Some records
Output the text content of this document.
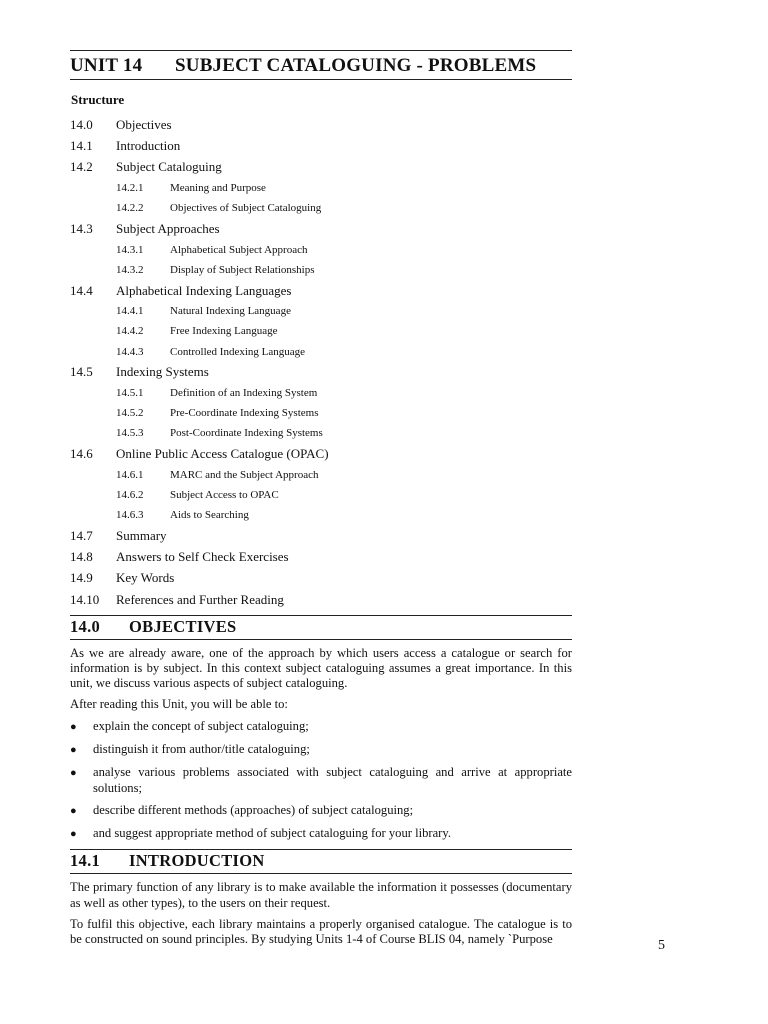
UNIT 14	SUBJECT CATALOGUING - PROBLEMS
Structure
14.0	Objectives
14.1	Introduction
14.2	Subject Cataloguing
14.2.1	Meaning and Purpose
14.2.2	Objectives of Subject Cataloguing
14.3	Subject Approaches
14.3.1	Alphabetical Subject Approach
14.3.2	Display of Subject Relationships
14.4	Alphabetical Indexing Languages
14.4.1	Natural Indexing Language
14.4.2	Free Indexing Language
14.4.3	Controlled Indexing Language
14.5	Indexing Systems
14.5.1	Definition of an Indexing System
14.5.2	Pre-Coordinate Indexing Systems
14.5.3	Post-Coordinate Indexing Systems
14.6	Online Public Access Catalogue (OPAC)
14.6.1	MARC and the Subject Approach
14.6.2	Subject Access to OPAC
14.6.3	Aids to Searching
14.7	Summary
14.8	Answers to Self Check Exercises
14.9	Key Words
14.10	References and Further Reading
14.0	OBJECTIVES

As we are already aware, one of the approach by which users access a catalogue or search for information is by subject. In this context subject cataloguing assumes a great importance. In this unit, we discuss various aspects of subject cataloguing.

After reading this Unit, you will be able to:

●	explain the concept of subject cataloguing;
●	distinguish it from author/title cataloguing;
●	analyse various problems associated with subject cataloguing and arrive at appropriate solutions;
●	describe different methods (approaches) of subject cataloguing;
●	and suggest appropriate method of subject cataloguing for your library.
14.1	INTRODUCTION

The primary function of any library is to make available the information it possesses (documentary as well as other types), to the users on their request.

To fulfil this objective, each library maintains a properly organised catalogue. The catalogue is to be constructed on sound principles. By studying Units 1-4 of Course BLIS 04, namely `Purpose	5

==

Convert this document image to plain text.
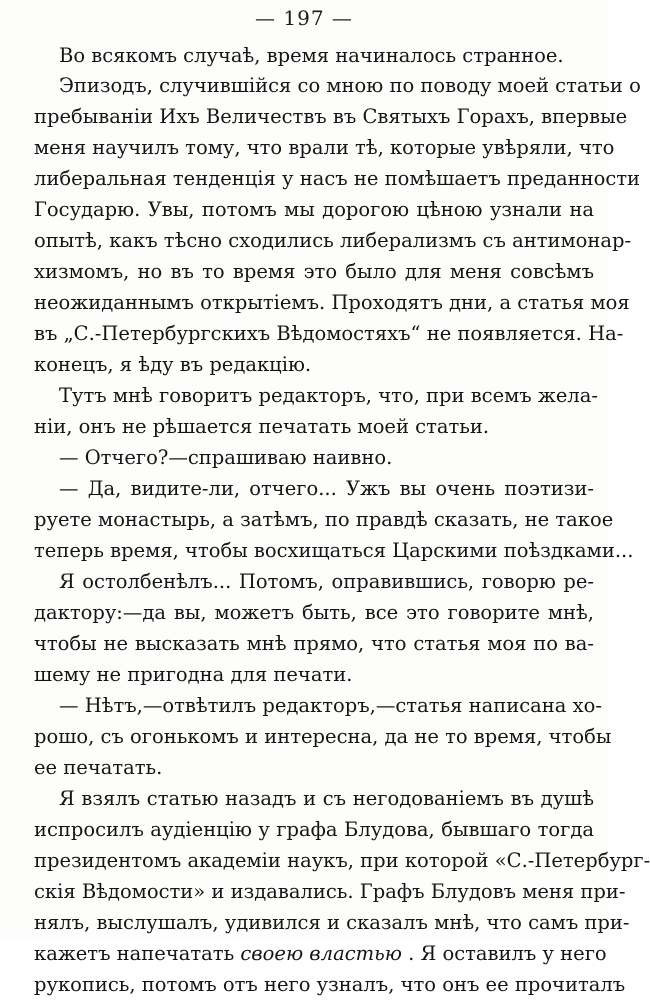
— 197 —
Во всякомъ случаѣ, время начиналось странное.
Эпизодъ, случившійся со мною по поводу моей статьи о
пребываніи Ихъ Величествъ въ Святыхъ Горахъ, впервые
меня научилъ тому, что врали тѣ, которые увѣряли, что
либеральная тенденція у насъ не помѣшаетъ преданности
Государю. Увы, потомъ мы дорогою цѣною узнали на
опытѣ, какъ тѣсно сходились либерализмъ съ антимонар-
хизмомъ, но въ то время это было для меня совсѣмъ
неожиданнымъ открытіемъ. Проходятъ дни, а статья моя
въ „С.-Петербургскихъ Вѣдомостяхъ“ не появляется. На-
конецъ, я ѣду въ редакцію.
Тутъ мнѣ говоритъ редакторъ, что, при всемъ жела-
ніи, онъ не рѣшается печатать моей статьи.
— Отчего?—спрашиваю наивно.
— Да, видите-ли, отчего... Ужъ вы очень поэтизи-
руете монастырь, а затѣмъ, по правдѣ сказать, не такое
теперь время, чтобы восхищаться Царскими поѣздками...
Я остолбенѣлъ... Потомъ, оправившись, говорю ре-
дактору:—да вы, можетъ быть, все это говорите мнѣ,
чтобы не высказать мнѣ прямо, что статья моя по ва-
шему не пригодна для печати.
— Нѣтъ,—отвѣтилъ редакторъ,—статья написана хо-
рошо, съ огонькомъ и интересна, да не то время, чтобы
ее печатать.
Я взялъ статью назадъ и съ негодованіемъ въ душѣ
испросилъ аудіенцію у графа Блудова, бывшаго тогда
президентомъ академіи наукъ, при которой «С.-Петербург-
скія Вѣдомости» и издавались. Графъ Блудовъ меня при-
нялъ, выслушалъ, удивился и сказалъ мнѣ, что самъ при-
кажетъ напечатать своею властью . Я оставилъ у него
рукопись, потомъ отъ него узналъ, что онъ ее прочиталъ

---

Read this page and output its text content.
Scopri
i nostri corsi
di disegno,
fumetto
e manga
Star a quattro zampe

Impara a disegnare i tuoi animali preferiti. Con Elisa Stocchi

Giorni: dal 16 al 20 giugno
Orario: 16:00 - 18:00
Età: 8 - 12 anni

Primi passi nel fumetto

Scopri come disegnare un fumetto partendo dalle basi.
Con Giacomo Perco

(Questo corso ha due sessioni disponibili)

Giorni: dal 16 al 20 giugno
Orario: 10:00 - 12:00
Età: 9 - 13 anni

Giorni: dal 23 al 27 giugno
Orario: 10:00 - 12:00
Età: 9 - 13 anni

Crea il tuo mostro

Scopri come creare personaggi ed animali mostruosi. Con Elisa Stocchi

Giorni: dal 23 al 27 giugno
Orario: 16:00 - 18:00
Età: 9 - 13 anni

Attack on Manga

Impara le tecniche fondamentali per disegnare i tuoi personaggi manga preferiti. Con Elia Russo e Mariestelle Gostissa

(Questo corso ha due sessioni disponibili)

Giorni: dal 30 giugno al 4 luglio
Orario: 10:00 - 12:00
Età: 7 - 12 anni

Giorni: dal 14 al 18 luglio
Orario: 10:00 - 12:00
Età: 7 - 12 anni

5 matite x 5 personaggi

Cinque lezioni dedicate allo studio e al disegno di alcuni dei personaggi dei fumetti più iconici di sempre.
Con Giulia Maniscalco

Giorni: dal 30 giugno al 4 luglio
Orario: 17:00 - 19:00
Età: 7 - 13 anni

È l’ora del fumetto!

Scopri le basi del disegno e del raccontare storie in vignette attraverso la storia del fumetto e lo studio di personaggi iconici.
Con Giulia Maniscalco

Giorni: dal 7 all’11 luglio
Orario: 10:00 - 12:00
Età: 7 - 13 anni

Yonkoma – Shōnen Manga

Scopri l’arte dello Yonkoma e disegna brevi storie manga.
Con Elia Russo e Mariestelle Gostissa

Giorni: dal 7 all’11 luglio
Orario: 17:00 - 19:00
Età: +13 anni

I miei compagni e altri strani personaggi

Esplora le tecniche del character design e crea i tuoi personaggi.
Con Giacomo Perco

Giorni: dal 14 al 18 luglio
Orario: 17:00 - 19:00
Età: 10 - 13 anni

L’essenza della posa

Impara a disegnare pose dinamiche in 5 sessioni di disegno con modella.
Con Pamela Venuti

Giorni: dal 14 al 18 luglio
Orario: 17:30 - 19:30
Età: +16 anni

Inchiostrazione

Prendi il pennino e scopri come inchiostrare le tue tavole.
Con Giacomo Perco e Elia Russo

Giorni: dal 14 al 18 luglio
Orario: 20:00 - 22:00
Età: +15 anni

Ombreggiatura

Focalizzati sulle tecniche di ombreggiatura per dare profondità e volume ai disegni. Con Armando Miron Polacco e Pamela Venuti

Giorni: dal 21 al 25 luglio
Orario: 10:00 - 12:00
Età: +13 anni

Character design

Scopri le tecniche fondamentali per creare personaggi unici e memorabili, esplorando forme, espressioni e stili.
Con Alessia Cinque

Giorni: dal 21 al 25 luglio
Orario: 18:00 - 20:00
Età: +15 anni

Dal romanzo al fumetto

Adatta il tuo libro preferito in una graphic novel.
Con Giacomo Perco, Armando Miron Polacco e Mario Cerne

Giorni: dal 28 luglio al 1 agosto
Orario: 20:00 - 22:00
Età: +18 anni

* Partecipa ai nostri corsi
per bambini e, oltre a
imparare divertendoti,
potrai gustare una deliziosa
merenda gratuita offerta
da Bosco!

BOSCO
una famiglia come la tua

**EXERCISE DETAILS**
Find the lines above that include the string "disegnare" and copy them.

**RESULT OF THIS TASK**
Impara a disegnare i tuoi animali preferiti. Con Elisa Stocchi
Scopri come disegnare un fumetto partendo dalle basi.
Impara le tecniche fondamentali per disegnare i tuoi personaggi manga preferiti. Con Elia Russo e Mariestelle Gostissa
Impara a disegnare pose dinamiche in 5 sessioni di disegno con modella.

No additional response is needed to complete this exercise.